Work to complete: Scan the entries below and extract each line with the word "animalcule" in it.
------ Records to process
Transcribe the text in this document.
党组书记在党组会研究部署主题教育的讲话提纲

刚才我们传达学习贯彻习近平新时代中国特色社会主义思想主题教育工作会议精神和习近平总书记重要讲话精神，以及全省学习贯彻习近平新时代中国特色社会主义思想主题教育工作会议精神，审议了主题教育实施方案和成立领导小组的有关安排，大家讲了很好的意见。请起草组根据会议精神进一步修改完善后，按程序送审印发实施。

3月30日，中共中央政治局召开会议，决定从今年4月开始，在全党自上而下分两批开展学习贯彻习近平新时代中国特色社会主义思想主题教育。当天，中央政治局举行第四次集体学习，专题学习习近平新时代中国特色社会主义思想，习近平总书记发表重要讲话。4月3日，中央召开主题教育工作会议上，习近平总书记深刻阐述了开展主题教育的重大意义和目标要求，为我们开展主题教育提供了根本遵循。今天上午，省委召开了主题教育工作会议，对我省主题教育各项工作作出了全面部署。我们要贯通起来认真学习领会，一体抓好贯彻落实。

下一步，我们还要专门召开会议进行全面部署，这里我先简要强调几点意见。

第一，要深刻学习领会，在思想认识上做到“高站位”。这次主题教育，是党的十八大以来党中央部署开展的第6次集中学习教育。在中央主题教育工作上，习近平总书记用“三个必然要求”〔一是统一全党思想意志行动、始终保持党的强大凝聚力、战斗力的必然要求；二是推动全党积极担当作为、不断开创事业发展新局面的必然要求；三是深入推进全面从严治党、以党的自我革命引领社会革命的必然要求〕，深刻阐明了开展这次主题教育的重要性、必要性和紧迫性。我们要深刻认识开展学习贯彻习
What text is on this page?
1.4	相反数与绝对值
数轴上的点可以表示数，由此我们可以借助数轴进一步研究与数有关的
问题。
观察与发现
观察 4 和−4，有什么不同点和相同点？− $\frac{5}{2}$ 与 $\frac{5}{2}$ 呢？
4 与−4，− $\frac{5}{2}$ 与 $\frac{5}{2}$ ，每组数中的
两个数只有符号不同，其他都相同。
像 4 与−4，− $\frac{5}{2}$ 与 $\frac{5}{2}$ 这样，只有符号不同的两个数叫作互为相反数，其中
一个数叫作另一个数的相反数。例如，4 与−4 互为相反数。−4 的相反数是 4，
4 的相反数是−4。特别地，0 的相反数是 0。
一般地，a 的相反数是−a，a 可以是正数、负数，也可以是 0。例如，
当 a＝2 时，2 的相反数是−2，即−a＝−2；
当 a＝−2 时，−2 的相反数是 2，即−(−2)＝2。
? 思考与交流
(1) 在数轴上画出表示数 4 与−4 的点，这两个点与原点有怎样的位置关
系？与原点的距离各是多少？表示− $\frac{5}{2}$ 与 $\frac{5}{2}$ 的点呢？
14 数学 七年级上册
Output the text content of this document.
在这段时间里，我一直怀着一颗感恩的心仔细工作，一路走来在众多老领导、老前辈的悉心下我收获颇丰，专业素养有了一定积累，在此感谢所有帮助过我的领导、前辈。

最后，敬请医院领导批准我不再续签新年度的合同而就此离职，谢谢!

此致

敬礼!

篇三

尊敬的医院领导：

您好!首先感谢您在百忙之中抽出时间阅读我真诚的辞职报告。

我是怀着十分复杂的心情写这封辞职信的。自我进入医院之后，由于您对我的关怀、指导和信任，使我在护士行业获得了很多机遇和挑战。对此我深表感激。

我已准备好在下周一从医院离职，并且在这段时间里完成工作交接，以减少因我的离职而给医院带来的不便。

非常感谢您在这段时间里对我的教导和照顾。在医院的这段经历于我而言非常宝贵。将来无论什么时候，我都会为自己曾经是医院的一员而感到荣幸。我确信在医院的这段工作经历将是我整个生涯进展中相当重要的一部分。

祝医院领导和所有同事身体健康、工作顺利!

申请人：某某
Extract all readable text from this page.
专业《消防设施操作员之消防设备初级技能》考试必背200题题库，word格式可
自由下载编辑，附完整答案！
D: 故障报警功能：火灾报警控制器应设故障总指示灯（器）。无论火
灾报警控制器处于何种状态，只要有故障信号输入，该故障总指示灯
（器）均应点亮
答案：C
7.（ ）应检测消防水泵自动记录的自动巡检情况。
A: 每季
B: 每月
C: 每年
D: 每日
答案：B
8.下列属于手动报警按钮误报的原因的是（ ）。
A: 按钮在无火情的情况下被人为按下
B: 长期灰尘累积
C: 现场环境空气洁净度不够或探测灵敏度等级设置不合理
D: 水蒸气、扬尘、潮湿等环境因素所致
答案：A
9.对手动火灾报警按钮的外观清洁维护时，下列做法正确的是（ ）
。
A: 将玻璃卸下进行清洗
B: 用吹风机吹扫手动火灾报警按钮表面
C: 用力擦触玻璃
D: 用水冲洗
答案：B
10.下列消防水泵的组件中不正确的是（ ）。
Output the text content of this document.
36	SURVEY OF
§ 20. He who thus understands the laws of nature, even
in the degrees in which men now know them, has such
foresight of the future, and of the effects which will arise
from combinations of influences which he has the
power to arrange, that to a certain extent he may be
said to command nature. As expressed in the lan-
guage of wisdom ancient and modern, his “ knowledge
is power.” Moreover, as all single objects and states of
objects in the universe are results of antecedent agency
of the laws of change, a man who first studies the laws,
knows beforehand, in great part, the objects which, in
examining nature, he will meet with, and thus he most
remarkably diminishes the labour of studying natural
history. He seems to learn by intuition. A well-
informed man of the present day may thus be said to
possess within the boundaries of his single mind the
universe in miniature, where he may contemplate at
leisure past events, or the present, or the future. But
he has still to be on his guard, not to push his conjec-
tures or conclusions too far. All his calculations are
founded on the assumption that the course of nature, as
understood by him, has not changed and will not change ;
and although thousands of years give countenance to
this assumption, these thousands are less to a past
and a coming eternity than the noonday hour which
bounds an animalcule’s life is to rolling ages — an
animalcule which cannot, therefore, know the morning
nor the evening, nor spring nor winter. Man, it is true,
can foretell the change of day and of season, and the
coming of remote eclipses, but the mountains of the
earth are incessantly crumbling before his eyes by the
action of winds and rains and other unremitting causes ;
------------
Answer to this task:
bounds an animalcule’s life is to rolling ages — an
animalcule which cannot, therefore, know the morning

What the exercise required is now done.